Instruction: Wherever the word "Assess" appears in the entries, copy the whole line.

Task data:
* Start *

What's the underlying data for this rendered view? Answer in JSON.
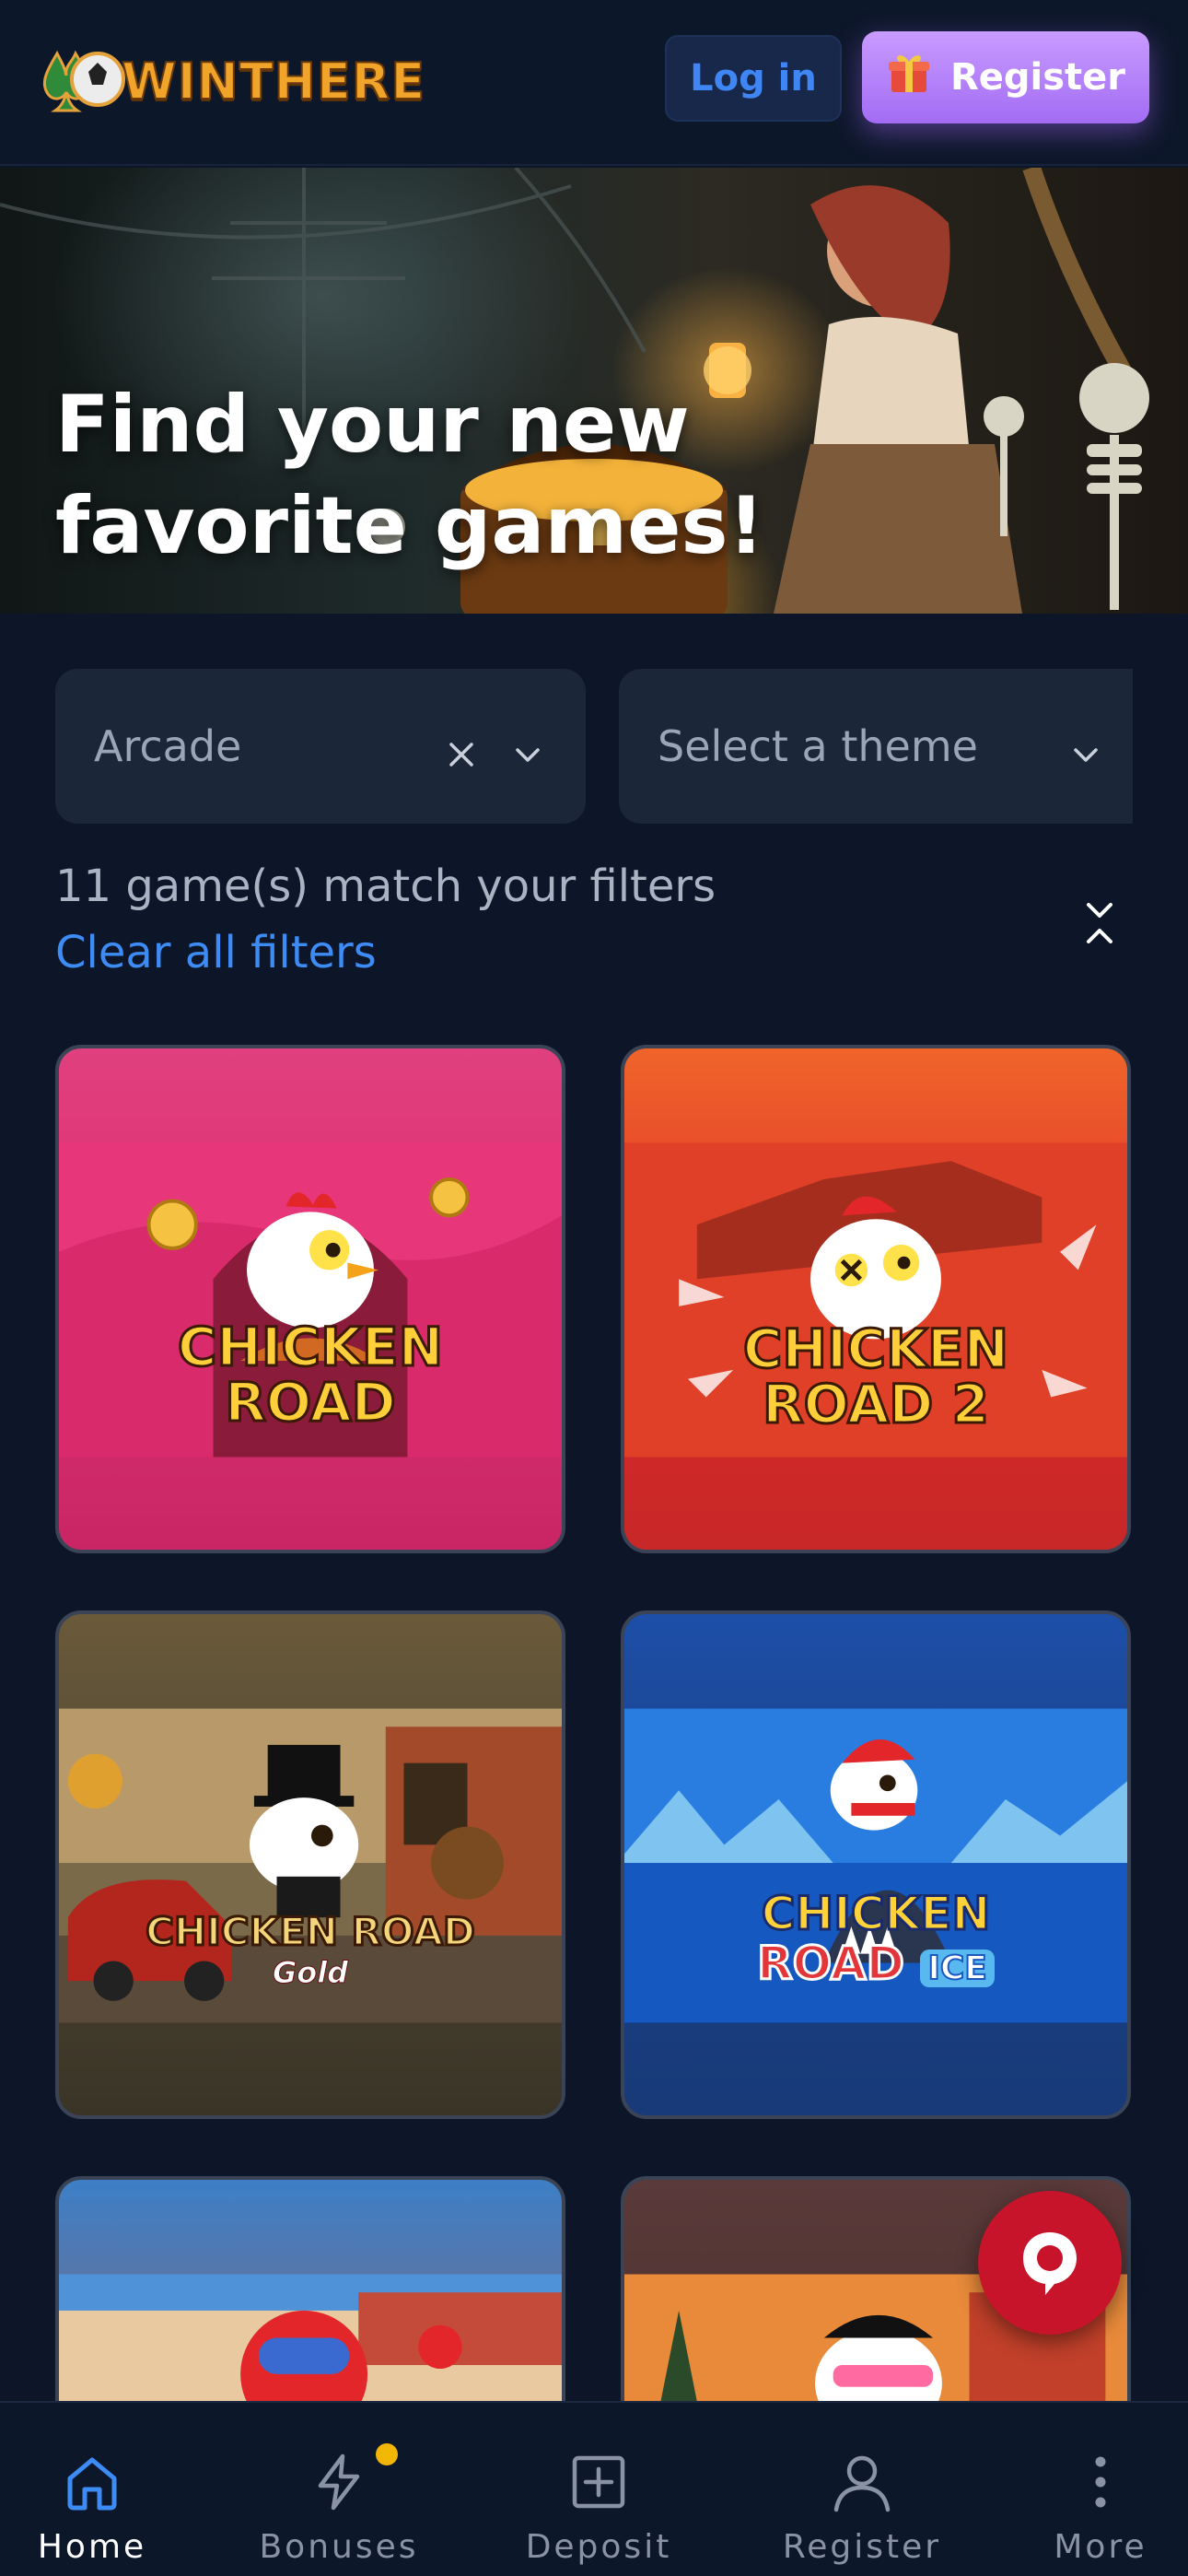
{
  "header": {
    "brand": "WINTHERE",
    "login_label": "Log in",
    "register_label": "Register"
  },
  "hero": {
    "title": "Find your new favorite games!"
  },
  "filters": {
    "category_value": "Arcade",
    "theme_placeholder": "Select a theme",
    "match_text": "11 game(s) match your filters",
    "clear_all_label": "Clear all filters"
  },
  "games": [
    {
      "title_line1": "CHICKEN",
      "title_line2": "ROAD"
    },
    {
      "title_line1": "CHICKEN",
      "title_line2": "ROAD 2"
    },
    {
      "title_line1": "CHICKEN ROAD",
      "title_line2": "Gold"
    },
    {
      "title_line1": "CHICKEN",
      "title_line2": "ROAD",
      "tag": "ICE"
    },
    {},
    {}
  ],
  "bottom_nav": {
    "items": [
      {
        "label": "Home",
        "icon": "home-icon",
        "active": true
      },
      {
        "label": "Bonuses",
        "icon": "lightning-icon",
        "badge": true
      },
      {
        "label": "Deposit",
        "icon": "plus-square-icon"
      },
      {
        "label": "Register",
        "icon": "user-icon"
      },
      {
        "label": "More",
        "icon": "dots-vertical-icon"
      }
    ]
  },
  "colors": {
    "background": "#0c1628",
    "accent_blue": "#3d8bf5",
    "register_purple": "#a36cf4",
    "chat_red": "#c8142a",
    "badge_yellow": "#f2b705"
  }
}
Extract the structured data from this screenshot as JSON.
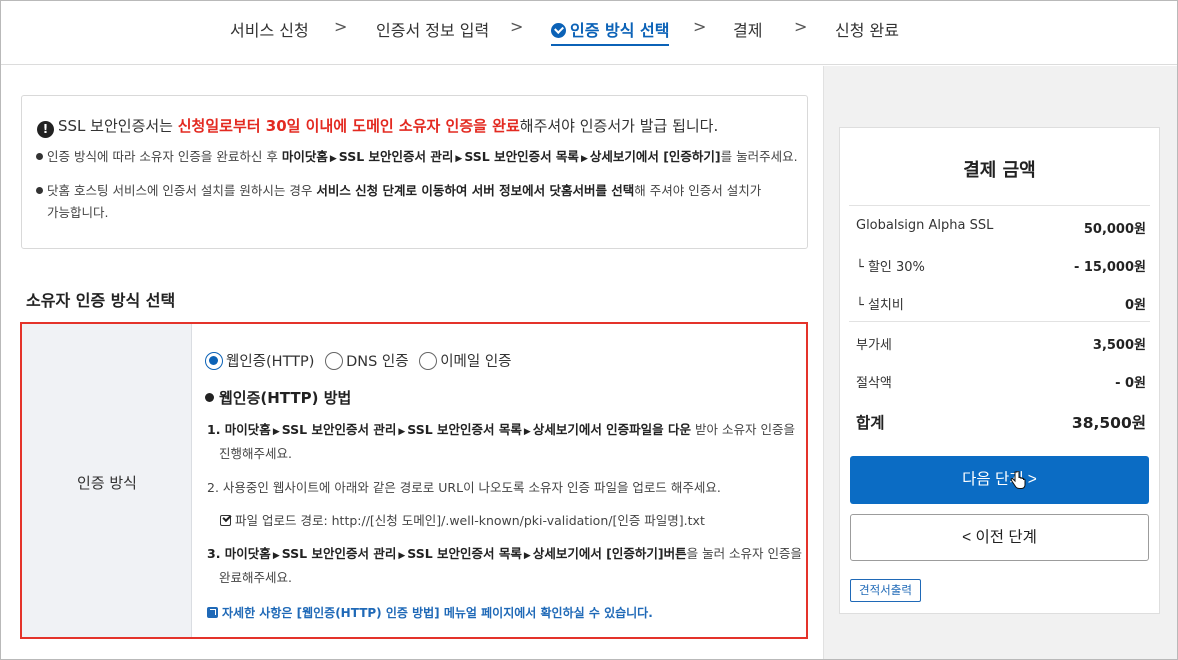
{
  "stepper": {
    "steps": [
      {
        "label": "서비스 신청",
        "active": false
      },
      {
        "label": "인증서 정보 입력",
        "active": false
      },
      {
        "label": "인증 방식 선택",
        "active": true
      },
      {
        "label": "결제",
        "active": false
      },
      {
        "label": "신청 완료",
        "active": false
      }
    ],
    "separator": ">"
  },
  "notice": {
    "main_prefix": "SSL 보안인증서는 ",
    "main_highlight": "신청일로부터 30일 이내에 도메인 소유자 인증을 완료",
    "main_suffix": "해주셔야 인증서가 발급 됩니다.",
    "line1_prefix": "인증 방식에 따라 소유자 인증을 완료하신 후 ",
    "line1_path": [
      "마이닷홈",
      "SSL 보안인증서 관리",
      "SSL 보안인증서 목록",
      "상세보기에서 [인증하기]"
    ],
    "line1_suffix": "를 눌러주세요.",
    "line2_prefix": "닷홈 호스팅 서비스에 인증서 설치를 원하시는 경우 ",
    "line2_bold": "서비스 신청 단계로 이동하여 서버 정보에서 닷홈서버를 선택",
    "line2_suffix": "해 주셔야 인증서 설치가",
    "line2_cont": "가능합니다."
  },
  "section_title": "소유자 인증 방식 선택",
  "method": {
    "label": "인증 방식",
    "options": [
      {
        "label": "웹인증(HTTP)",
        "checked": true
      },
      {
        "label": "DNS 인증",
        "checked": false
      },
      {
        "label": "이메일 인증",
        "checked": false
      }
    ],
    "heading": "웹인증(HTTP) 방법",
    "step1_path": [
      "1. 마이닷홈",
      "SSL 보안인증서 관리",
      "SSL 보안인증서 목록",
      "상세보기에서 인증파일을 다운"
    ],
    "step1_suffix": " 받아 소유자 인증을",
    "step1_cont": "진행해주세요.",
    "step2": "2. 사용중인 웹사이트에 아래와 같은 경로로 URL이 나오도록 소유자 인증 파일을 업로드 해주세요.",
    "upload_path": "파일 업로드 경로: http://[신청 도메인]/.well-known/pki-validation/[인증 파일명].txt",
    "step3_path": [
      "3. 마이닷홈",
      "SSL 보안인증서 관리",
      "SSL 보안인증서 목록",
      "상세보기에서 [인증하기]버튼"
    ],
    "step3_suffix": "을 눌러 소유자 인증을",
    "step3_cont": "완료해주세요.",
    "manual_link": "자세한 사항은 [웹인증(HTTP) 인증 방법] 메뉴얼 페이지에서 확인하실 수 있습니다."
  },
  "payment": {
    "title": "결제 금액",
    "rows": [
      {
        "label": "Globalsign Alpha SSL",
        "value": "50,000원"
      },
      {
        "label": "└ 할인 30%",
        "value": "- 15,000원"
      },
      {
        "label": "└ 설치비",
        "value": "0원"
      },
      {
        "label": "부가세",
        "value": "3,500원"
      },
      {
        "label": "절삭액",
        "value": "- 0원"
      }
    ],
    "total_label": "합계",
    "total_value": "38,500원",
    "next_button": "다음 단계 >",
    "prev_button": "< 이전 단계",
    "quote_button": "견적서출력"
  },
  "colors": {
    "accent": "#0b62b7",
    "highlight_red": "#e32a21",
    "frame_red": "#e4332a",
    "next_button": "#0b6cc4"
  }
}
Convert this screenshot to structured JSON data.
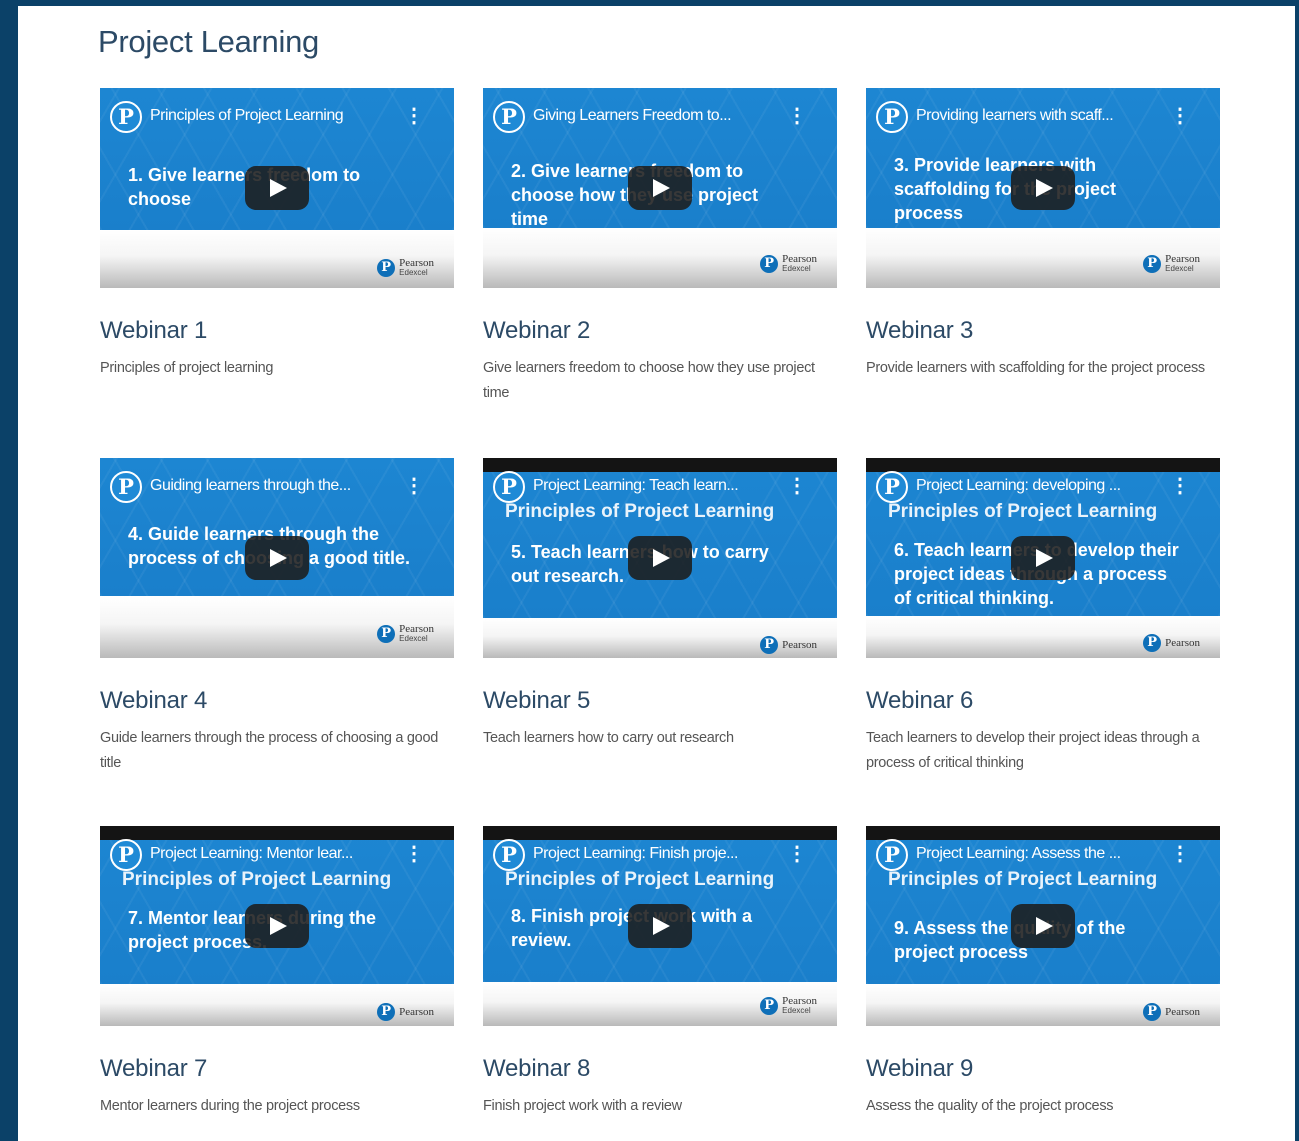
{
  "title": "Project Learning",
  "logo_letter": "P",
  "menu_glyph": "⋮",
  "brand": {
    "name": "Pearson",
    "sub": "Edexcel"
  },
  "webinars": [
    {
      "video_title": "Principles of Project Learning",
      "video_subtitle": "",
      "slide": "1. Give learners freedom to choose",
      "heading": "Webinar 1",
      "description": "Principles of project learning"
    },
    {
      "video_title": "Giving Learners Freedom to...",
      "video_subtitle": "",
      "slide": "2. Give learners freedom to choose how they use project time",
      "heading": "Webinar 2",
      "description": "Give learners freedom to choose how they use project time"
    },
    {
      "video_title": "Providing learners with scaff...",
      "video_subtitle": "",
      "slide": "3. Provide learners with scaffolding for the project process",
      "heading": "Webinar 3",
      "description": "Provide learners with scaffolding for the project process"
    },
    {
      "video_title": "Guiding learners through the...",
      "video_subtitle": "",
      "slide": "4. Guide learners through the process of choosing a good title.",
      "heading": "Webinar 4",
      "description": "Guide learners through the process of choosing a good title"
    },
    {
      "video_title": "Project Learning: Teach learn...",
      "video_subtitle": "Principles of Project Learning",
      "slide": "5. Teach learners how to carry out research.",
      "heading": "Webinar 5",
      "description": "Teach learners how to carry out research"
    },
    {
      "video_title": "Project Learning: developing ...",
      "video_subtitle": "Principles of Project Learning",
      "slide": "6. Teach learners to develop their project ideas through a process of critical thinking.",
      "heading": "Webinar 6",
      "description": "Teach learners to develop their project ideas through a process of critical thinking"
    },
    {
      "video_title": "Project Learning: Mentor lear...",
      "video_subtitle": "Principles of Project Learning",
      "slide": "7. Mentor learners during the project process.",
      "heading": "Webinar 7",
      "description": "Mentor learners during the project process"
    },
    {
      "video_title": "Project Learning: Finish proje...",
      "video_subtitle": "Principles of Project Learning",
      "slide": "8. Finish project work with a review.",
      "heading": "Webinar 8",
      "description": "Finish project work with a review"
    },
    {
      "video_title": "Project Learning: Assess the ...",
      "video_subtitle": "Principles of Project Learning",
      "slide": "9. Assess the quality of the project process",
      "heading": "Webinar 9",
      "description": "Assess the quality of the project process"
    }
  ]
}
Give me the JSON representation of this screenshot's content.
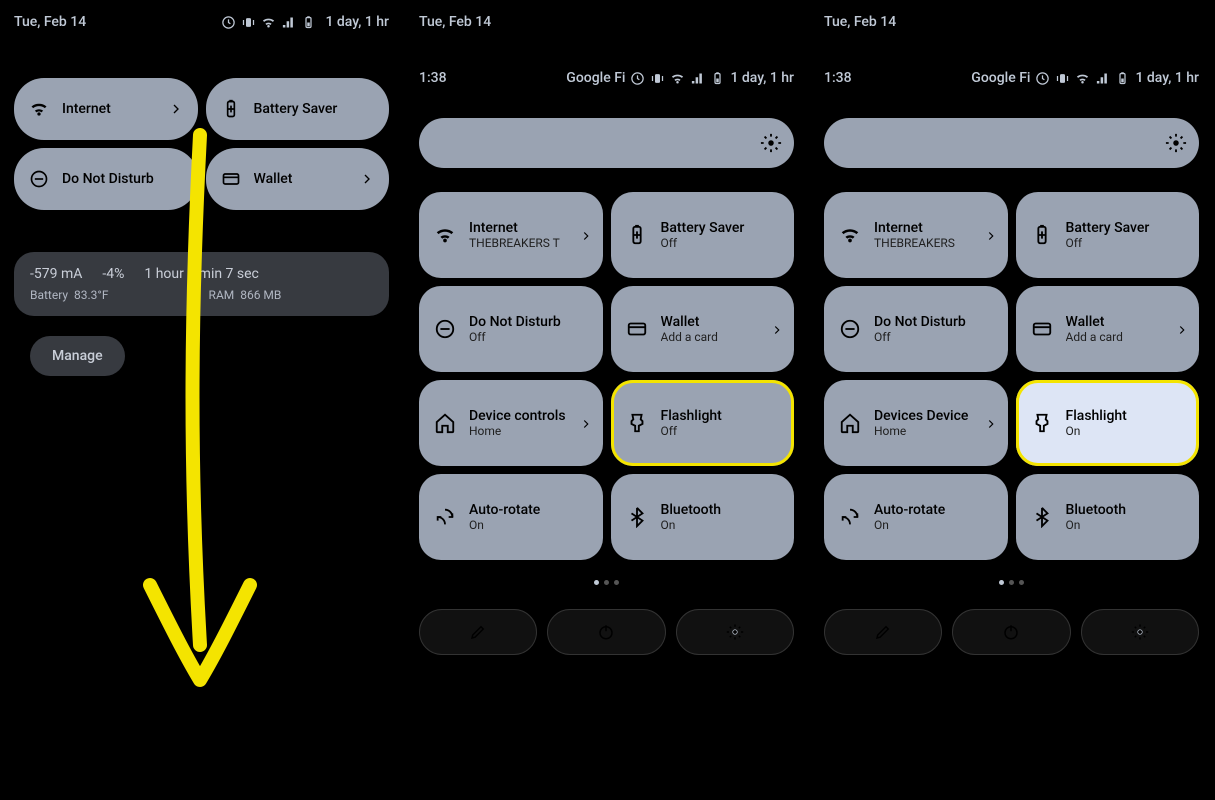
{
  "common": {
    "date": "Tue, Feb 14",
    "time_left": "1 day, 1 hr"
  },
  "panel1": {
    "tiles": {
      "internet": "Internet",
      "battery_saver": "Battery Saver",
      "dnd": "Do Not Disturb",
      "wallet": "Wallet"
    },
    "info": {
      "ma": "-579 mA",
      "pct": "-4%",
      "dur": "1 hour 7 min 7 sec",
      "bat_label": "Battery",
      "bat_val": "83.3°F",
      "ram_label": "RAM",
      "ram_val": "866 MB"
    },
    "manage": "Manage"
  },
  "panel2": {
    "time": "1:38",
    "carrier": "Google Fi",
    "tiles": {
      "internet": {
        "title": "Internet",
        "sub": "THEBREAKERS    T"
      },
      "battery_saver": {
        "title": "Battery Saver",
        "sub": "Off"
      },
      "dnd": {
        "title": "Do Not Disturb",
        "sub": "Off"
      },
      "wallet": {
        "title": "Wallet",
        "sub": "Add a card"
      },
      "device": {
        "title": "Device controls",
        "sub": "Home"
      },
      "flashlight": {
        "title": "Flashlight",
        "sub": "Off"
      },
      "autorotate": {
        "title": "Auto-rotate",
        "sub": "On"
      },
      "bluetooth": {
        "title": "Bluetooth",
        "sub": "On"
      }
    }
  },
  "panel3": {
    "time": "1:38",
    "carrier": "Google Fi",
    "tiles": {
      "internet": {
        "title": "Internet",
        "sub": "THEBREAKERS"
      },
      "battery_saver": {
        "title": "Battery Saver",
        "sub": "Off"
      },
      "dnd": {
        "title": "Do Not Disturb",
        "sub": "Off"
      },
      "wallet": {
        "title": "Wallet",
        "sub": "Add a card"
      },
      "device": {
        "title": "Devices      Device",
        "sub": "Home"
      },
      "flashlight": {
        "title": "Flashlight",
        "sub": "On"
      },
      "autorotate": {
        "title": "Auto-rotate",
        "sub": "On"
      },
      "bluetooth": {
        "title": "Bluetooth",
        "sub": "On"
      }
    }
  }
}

* End *

Finished exercise:
      "video_title": "Project Learning: Assess the ...",
      "slide": "9. Assess the quality of the project process",
      "description": "Assess the quality of the project process"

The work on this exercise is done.